Task instructions:
Every entry that follows should be repeated exactly; drop the images.

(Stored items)
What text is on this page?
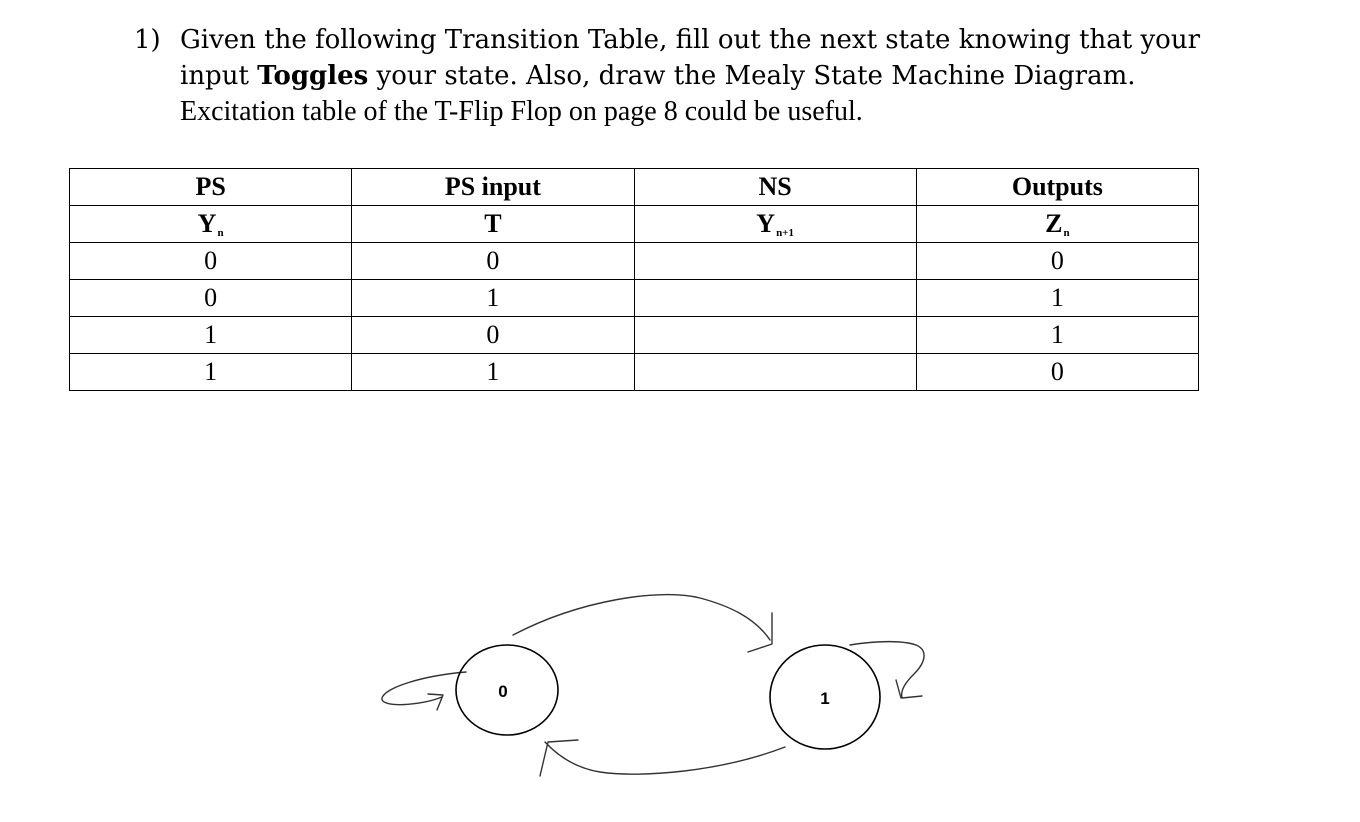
1) Given the following Transition Table, fill out the next state knowing that your
input Toggles your state. Also, draw the Mealy State Machine Diagram.
Excitation table of the T-Flip Flop on page 8 could be useful.
PS	PS input	NS	Outputs
$Y_n$	T	$Y_{n+1}$	$Z_n$
0	0		0
0	1		1
1	0		1
1	1		0
0	1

Solution to this exercise:
What text is on this page?
1) Given the following Transition Table, fill out the next state knowing that your
input Toggles your state. Also, draw the Mealy State Machine Diagram.
Excitation table of the T-Flip Flop on page 8 could be useful.
PS	PS input	NS	Outputs
$Y_n$	T	$Y_{n+1}$	$Z_n$
0	0		0
0	1		1
1	0		1
1	1		0
0	1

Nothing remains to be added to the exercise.